(Records from a collection)
· · · · ·
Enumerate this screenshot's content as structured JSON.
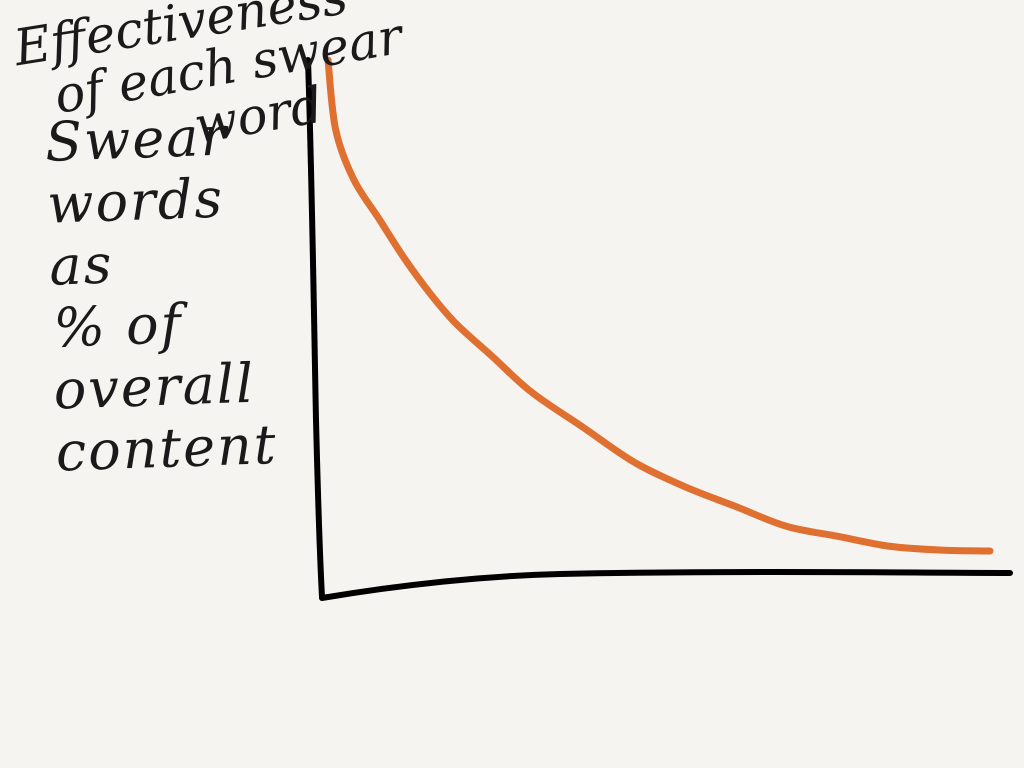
{
  "chart_data": {
    "type": "line",
    "ylabel": "Swear words as % of overall content",
    "xlabel": "Effectiveness of each swear word",
    "ylabel_lines": [
      "Swear",
      "words as",
      "% of",
      "overall",
      "content"
    ],
    "xlabel_lines": [
      "Effectiveness",
      "of each swear",
      "word"
    ],
    "series": [
      {
        "color": "#e07030",
        "x": [
          0.0,
          0.3,
          1.0,
          2.0,
          3.0,
          4.0,
          5.0,
          6.5,
          8.0,
          10.0,
          12.0,
          14.0,
          16.0,
          18.0,
          20.0,
          22.0,
          24.0,
          26.0
        ],
        "y": [
          100,
          86,
          76,
          68,
          60,
          53,
          47,
          40,
          33,
          26,
          19,
          14,
          10,
          6,
          4,
          2,
          1.2,
          1.0
        ]
      }
    ],
    "xlim": [
      0,
      26
    ],
    "ylim": [
      0,
      100
    ],
    "grid": false,
    "axis_color": "#000000"
  }
}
· · · · ·
**STATED TASK**:
From the records given above, reproduce all text exactly and exclude each picture.

**COMPLETE ANSWER**:
Enumerate this screenshot's content as structured JSON.
{
  "chart_data": {
    "type": "line",
    "ylabel": "Swear words as % of overall content",
    "xlabel": "Effectiveness of each swear word",
    "ylabel_lines": [
      "Swear",
      "words as",
      "% of",
      "overall",
      "content"
    ],
    "xlabel_lines": [
      "Effectiveness",
      "of each swear",
      "word"
    ],
    "series": [
      {
        "color": "#e07030",
        "x": [
          0.0,
          0.3,
          1.0,
          2.0,
          3.0,
          4.0,
          5.0,
          6.5,
          8.0,
          10.0,
          12.0,
          14.0,
          16.0,
          18.0,
          20.0,
          22.0,
          24.0,
          26.0
        ],
        "y": [
          100,
          86,
          76,
          68,
          60,
          53,
          47,
          40,
          33,
          26,
          19,
          14,
          10,
          6,
          4,
          2,
          1.2,
          1.0
        ]
      }
    ],
    "xlim": [
      0,
      26
    ],
    "ylim": [
      0,
      100
    ],
    "grid": false,
    "axis_color": "#000000"
  }
}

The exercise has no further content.